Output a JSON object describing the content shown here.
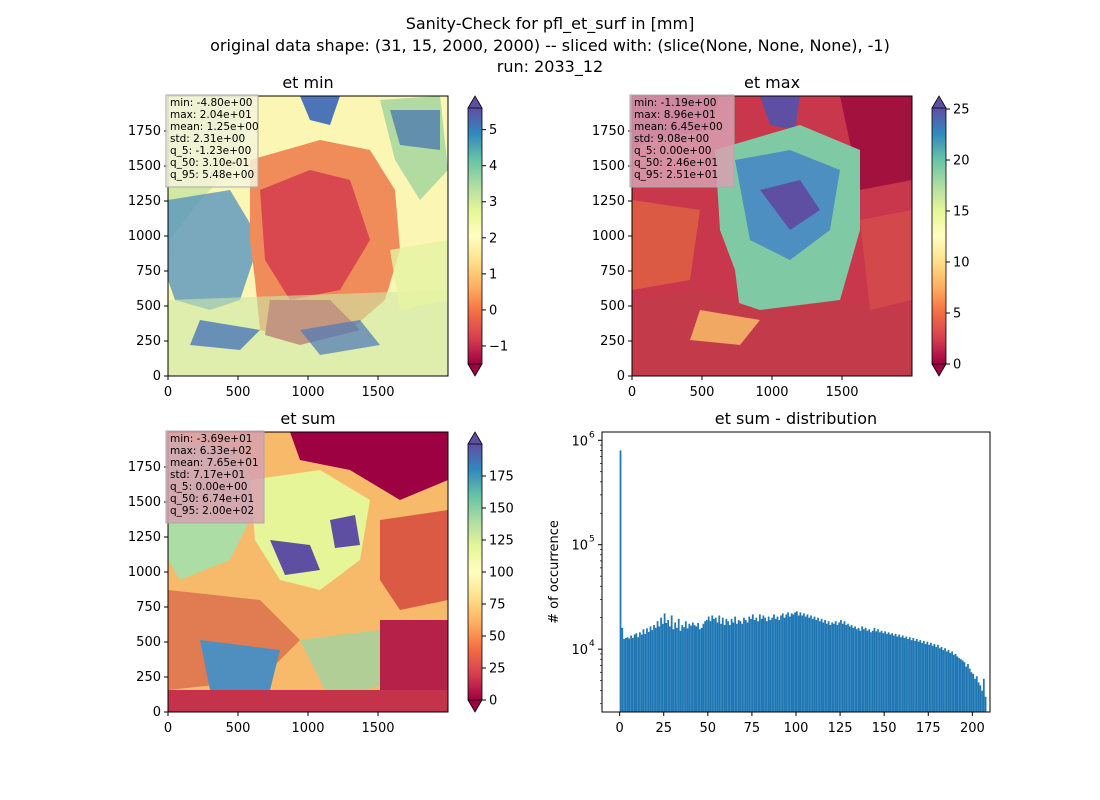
{
  "figure": {
    "title_lines": [
      "Sanity-Check for pfl_et_surf in [mm]",
      "original data shape: (31, 15, 2000, 2000) -- sliced with: (slice(None, None, None), -1)",
      "run: 2033_12"
    ]
  },
  "chart_data": [
    {
      "type": "heatmap",
      "title": "et min",
      "colormap": "Spectral",
      "x_ticks": [
        0,
        500,
        1000,
        1500
      ],
      "y_ticks": [
        0,
        250,
        500,
        750,
        1000,
        1250,
        1500,
        1750
      ],
      "xlim": [
        0,
        2000
      ],
      "ylim": [
        0,
        2000
      ],
      "colorbar": {
        "ticks": [
          -1,
          0,
          1,
          2,
          3,
          4,
          5
        ],
        "tick_labels": [
          "−1",
          "0",
          "1",
          "2",
          "3",
          "4",
          "5"
        ],
        "range": [
          -1.5,
          5.6
        ],
        "extend": "both"
      },
      "stats": [
        "min: -4.80e+00",
        "max: 2.04e+01",
        "mean: 1.25e+00",
        "std: 2.31e+00",
        "q_5: -1.23e+00",
        "q_50: 3.10e-01",
        "q_95: 5.48e+00"
      ],
      "stats_box_color": "#f5f5dc"
    },
    {
      "type": "heatmap",
      "title": "et max",
      "colormap": "Spectral",
      "x_ticks": [
        0,
        500,
        1000,
        1500
      ],
      "y_ticks": [
        0,
        250,
        500,
        750,
        1000,
        1250,
        1500,
        1750
      ],
      "xlim": [
        0,
        2000
      ],
      "ylim": [
        0,
        2000
      ],
      "colorbar": {
        "ticks": [
          0,
          5,
          10,
          15,
          20,
          25
        ],
        "tick_labels": [
          "0",
          "5",
          "10",
          "15",
          "20",
          "25"
        ],
        "range": [
          0,
          25.1
        ],
        "extend": "both"
      },
      "stats": [
        "min: -1.19e+00",
        "max: 8.96e+01",
        "mean: 6.45e+00",
        "std: 9.08e+00",
        "q_5: 0.00e+00",
        "q_50: 2.46e+01",
        "q_95: 2.51e+01"
      ],
      "stats_box_color": "#d8a0b0"
    },
    {
      "type": "heatmap",
      "title": "et sum",
      "colormap": "Spectral",
      "x_ticks": [
        0,
        500,
        1000,
        1500
      ],
      "y_ticks": [
        0,
        250,
        500,
        750,
        1000,
        1250,
        1500,
        1750
      ],
      "xlim": [
        0,
        2000
      ],
      "ylim": [
        0,
        2000
      ],
      "colorbar": {
        "ticks": [
          0,
          25,
          50,
          75,
          100,
          125,
          150,
          175
        ],
        "tick_labels": [
          "0",
          "25",
          "50",
          "75",
          "100",
          "125",
          "150",
          "175"
        ],
        "range": [
          0,
          200
        ],
        "extend": "both"
      },
      "stats": [
        "min: -3.69e+01",
        "max: 6.33e+02",
        "mean: 7.65e+01",
        "std: 7.17e+01",
        "q_5: 0.00e+00",
        "q_50: 6.74e+01",
        "q_95: 2.00e+02"
      ],
      "stats_box_color": "#d8a0b0"
    },
    {
      "type": "bar",
      "title": "et sum - distribution",
      "xlabel": "",
      "ylabel": "# of occurrence",
      "yscale": "log",
      "xlim": [
        -10,
        210
      ],
      "ylim": [
        2500,
        1200000
      ],
      "x_ticks": [
        0,
        25,
        50,
        75,
        100,
        125,
        150,
        175,
        200
      ],
      "y_ticks": [
        {
          "value": 10000,
          "base": "10",
          "exp": "4"
        },
        {
          "value": 100000,
          "base": "10",
          "exp": "5"
        },
        {
          "value": 1000000,
          "base": "10",
          "exp": "6"
        }
      ],
      "bin_width": 1,
      "bar_color": "#1f77b4",
      "bins_start": 0,
      "values": [
        800000,
        16000,
        12500,
        12800,
        13000,
        12600,
        13500,
        12800,
        13800,
        14200,
        13000,
        14500,
        13800,
        15500,
        14000,
        15800,
        14600,
        16500,
        15200,
        17000,
        16000,
        18500,
        16500,
        20000,
        17500,
        22000,
        17800,
        19000,
        16500,
        21000,
        15500,
        18000,
        16000,
        19500,
        15000,
        17000,
        16200,
        18500,
        15800,
        17500,
        16800,
        18000,
        17000,
        16500,
        17800,
        15500,
        16000,
        17500,
        18500,
        19000,
        20500,
        18500,
        21000,
        19500,
        20000,
        18000,
        21000,
        17500,
        20000,
        17000,
        19500,
        18500,
        17000,
        19500,
        18000,
        20500,
        17500,
        19000,
        18500,
        17500,
        20000,
        19000,
        18000,
        20500,
        19500,
        21500,
        19000,
        20000,
        18500,
        21500,
        19500,
        21000,
        20000,
        18500,
        20500,
        19000,
        20000,
        21500,
        19500,
        20500,
        19000,
        21000,
        22000,
        20000,
        21500,
        22500,
        20500,
        22000,
        21500,
        22500,
        23000,
        21000,
        22500,
        21000,
        22000,
        20500,
        21500,
        20000,
        21000,
        19500,
        20500,
        19000,
        20000,
        18500,
        19500,
        18000,
        19000,
        17500,
        18500,
        17000,
        18000,
        17500,
        18500,
        17000,
        18000,
        19000,
        17500,
        18500,
        17000,
        17500,
        16500,
        17000,
        16000,
        16500,
        15500,
        16000,
        15000,
        16500,
        15500,
        16000,
        15000,
        15500,
        14500,
        15000,
        16000,
        14800,
        15500,
        14500,
        15000,
        14200,
        14800,
        14000,
        14500,
        13800,
        14200,
        13500,
        14000,
        13200,
        13800,
        13000,
        13500,
        12800,
        13200,
        12500,
        13000,
        12200,
        12800,
        12000,
        12500,
        11800,
        12200,
        11500,
        12000,
        11200,
        11800,
        11000,
        11500,
        10800,
        11200,
        10500,
        11000,
        10200,
        10500,
        9800,
        10200,
        9500,
        9800,
        9200,
        9500,
        8800,
        9000,
        8500,
        8200,
        8000,
        7800,
        7500,
        6800,
        7200,
        6500,
        6000,
        5800,
        5200,
        5500,
        4800,
        4500,
        4000,
        5200,
        3500
      ]
    }
  ]
}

......

Aim of the exercise:
In the copy, include all records verbatim but no images.

Complete answer:
Output a JSON object describing the content shown here.
{
  "figure": {
    "title_lines": [
      "Sanity-Check for pfl_et_surf in [mm]",
      "original data shape: (31, 15, 2000, 2000) -- sliced with: (slice(None, None, None), -1)",
      "run: 2033_12"
    ]
  },
  "chart_data": [
    {
      "type": "heatmap",
      "title": "et min",
      "colormap": "Spectral",
      "x_ticks": [
        0,
        500,
        1000,
        1500
      ],
      "y_ticks": [
        0,
        250,
        500,
        750,
        1000,
        1250,
        1500,
        1750
      ],
      "xlim": [
        0,
        2000
      ],
      "ylim": [
        0,
        2000
      ],
      "colorbar": {
        "ticks": [
          -1,
          0,
          1,
          2,
          3,
          4,
          5
        ],
        "tick_labels": [
          "−1",
          "0",
          "1",
          "2",
          "3",
          "4",
          "5"
        ],
        "range": [
          -1.5,
          5.6
        ],
        "extend": "both"
      },
      "stats": [
        "min: -4.80e+00",
        "max: 2.04e+01",
        "mean: 1.25e+00",
        "std: 2.31e+00",
        "q_5: -1.23e+00",
        "q_50: 3.10e-01",
        "q_95: 5.48e+00"
      ],
      "stats_box_color": "#f5f5dc"
    },
    {
      "type": "heatmap",
      "title": "et max",
      "colormap": "Spectral",
      "x_ticks": [
        0,
        500,
        1000,
        1500
      ],
      "y_ticks": [
        0,
        250,
        500,
        750,
        1000,
        1250,
        1500,
        1750
      ],
      "xlim": [
        0,
        2000
      ],
      "ylim": [
        0,
        2000
      ],
      "colorbar": {
        "ticks": [
          0,
          5,
          10,
          15,
          20,
          25
        ],
        "tick_labels": [
          "0",
          "5",
          "10",
          "15",
          "20",
          "25"
        ],
        "range": [
          0,
          25.1
        ],
        "extend": "both"
      },
      "stats": [
        "min: -1.19e+00",
        "max: 8.96e+01",
        "mean: 6.45e+00",
        "std: 9.08e+00",
        "q_5: 0.00e+00",
        "q_50: 2.46e+01",
        "q_95: 2.51e+01"
      ],
      "stats_box_color": "#d8a0b0"
    },
    {
      "type": "heatmap",
      "title": "et sum",
      "colormap": "Spectral",
      "x_ticks": [
        0,
        500,
        1000,
        1500
      ],
      "y_ticks": [
        0,
        250,
        500,
        750,
        1000,
        1250,
        1500,
        1750
      ],
      "xlim": [
        0,
        2000
      ],
      "ylim": [
        0,
        2000
      ],
      "colorbar": {
        "ticks": [
          0,
          25,
          50,
          75,
          100,
          125,
          150,
          175
        ],
        "tick_labels": [
          "0",
          "25",
          "50",
          "75",
          "100",
          "125",
          "150",
          "175"
        ],
        "range": [
          0,
          200
        ],
        "extend": "both"
      },
      "stats": [
        "min: -3.69e+01",
        "max: 6.33e+02",
        "mean: 7.65e+01",
        "std: 7.17e+01",
        "q_5: 0.00e+00",
        "q_50: 6.74e+01",
        "q_95: 2.00e+02"
      ],
      "stats_box_color": "#d8a0b0"
    },
    {
      "type": "bar",
      "title": "et sum - distribution",
      "xlabel": "",
      "ylabel": "# of occurrence",
      "yscale": "log",
      "xlim": [
        -10,
        210
      ],
      "ylim": [
        2500,
        1200000
      ],
      "x_ticks": [
        0,
        25,
        50,
        75,
        100,
        125,
        150,
        175,
        200
      ],
      "y_ticks": [
        {
          "value": 10000,
          "base": "10",
          "exp": "4"
        },
        {
          "value": 100000,
          "base": "10",
          "exp": "5"
        },
        {
          "value": 1000000,
          "base": "10",
          "exp": "6"
        }
      ],
      "bin_width": 1,
      "bar_color": "#1f77b4",
      "bins_start": 0,
      "values": [
        800000,
        16000,
        12500,
        12800,
        13000,
        12600,
        13500,
        12800,
        13800,
        14200,
        13000,
        14500,
        13800,
        15500,
        14000,
        15800,
        14600,
        16500,
        15200,
        17000,
        16000,
        18500,
        16500,
        20000,
        17500,
        22000,
        17800,
        19000,
        16500,
        21000,
        15500,
        18000,
        16000,
        19500,
        15000,
        17000,
        16200,
        18500,
        15800,
        17500,
        16800,
        18000,
        17000,
        16500,
        17800,
        15500,
        16000,
        17500,
        18500,
        19000,
        20500,
        18500,
        21000,
        19500,
        20000,
        18000,
        21000,
        17500,
        20000,
        17000,
        19500,
        18500,
        17000,
        19500,
        18000,
        20500,
        17500,
        19000,
        18500,
        17500,
        20000,
        19000,
        18000,
        20500,
        19500,
        21500,
        19000,
        20000,
        18500,
        21500,
        19500,
        21000,
        20000,
        18500,
        20500,
        19000,
        20000,
        21500,
        19500,
        20500,
        19000,
        21000,
        22000,
        20000,
        21500,
        22500,
        20500,
        22000,
        21500,
        22500,
        23000,
        21000,
        22500,
        21000,
        22000,
        20500,
        21500,
        20000,
        21000,
        19500,
        20500,
        19000,
        20000,
        18500,
        19500,
        18000,
        19000,
        17500,
        18500,
        17000,
        18000,
        17500,
        18500,
        17000,
        18000,
        19000,
        17500,
        18500,
        17000,
        17500,
        16500,
        17000,
        16000,
        16500,
        15500,
        16000,
        15000,
        16500,
        15500,
        16000,
        15000,
        15500,
        14500,
        15000,
        16000,
        14800,
        15500,
        14500,
        15000,
        14200,
        14800,
        14000,
        14500,
        13800,
        14200,
        13500,
        14000,
        13200,
        13800,
        13000,
        13500,
        12800,
        13200,
        12500,
        13000,
        12200,
        12800,
        12000,
        12500,
        11800,
        12200,
        11500,
        12000,
        11200,
        11800,
        11000,
        11500,
        10800,
        11200,
        10500,
        11000,
        10200,
        10500,
        9800,
        10200,
        9500,
        9800,
        9200,
        9500,
        8800,
        9000,
        8500,
        8200,
        8000,
        7800,
        7500,
        6800,
        7200,
        6500,
        6000,
        5800,
        5200,
        5500,
        4800,
        4500,
        4000,
        5200,
        3500
      ]
    }
  ]
}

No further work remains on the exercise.